[Start of Material for this exercise]

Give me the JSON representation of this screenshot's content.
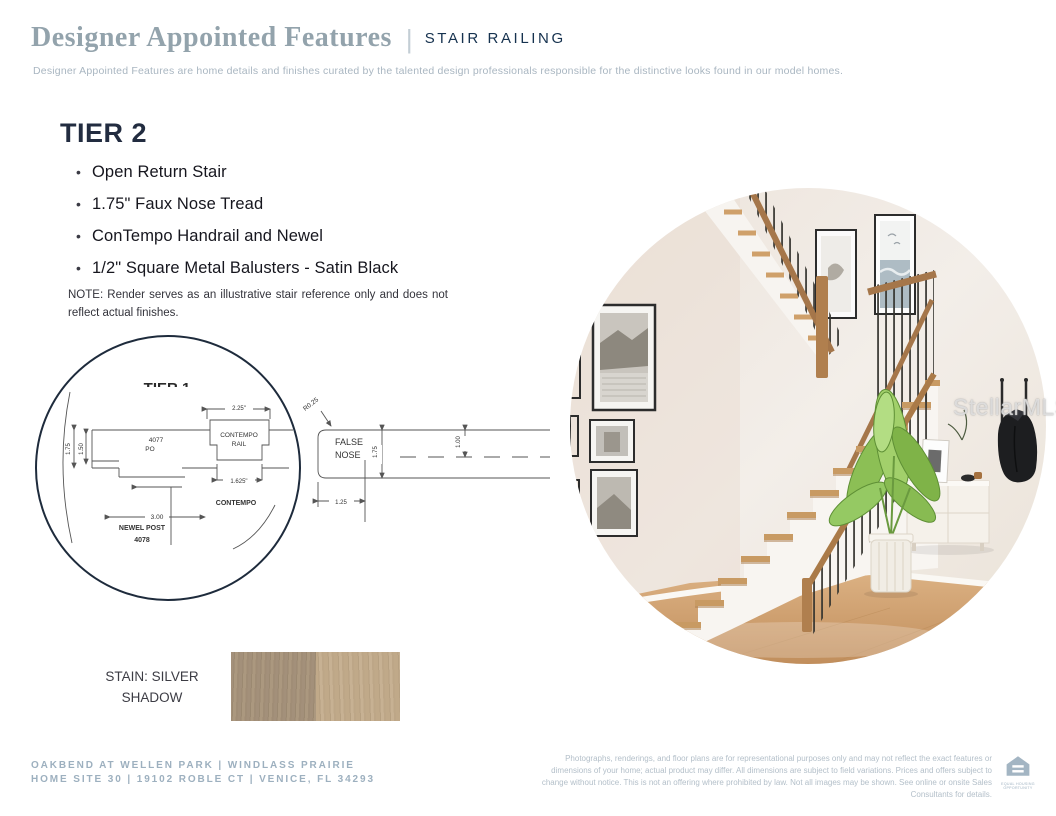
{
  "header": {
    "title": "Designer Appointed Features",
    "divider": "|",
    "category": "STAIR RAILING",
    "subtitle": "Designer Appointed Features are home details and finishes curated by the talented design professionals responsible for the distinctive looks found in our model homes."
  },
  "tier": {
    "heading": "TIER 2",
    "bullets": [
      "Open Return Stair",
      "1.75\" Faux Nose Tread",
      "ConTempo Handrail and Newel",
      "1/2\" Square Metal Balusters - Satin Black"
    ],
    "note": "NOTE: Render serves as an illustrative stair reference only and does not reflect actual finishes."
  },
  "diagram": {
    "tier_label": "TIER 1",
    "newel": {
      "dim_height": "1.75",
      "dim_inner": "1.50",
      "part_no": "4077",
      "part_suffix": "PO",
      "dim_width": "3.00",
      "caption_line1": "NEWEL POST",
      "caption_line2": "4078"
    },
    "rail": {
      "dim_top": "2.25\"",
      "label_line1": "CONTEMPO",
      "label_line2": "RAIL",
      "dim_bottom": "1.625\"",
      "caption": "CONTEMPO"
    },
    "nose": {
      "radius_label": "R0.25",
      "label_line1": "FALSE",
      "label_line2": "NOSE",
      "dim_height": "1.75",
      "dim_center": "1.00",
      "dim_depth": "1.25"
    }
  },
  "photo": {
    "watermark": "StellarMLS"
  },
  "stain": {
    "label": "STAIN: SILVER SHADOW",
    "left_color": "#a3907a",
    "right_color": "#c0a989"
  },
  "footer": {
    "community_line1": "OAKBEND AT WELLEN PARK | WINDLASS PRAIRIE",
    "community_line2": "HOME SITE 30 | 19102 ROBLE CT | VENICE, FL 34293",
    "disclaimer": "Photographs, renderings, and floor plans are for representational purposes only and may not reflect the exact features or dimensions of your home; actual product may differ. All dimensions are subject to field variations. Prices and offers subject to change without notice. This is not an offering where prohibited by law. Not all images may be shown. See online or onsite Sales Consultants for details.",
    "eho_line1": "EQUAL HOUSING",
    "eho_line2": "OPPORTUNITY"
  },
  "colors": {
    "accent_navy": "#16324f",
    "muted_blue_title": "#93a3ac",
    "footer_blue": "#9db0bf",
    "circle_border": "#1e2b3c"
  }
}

[End of Material for this exercise]

Copy the listing word for word, excluding its pictures.

▸ Solution for this exercise
Give me the JSON representation of this screenshot's content.
{
  "header": {
    "title": "Designer Appointed Features",
    "divider": "|",
    "category": "STAIR RAILING",
    "subtitle": "Designer Appointed Features are home details and finishes curated by the talented design professionals responsible for the distinctive looks found in our model homes."
  },
  "tier": {
    "heading": "TIER 2",
    "bullets": [
      "Open Return Stair",
      "1.75\" Faux Nose Tread",
      "ConTempo Handrail and Newel",
      "1/2\" Square Metal Balusters - Satin Black"
    ],
    "note": "NOTE: Render serves as an illustrative stair reference only and does not reflect actual finishes."
  },
  "diagram": {
    "tier_label": "TIER 1",
    "newel": {
      "dim_height": "1.75",
      "dim_inner": "1.50",
      "part_no": "4077",
      "part_suffix": "PO",
      "dim_width": "3.00",
      "caption_line1": "NEWEL POST",
      "caption_line2": "4078"
    },
    "rail": {
      "dim_top": "2.25\"",
      "label_line1": "CONTEMPO",
      "label_line2": "RAIL",
      "dim_bottom": "1.625\"",
      "caption": "CONTEMPO"
    },
    "nose": {
      "radius_label": "R0.25",
      "label_line1": "FALSE",
      "label_line2": "NOSE",
      "dim_height": "1.75",
      "dim_center": "1.00",
      "dim_depth": "1.25"
    }
  },
  "photo": {
    "watermark": "StellarMLS"
  },
  "stain": {
    "label": "STAIN: SILVER SHADOW",
    "left_color": "#a3907a",
    "right_color": "#c0a989"
  },
  "footer": {
    "community_line1": "OAKBEND AT WELLEN PARK | WINDLASS PRAIRIE",
    "community_line2": "HOME SITE 30 | 19102 ROBLE CT | VENICE, FL 34293",
    "disclaimer": "Photographs, renderings, and floor plans are for representational purposes only and may not reflect the exact features or dimensions of your home; actual product may differ. All dimensions are subject to field variations. Prices and offers subject to change without notice. This is not an offering where prohibited by law. Not all images may be shown. See online or onsite Sales Consultants for details.",
    "eho_line1": "EQUAL HOUSING",
    "eho_line2": "OPPORTUNITY"
  },
  "colors": {
    "accent_navy": "#16324f",
    "muted_blue_title": "#93a3ac",
    "footer_blue": "#9db0bf",
    "circle_border": "#1e2b3c"
  }
}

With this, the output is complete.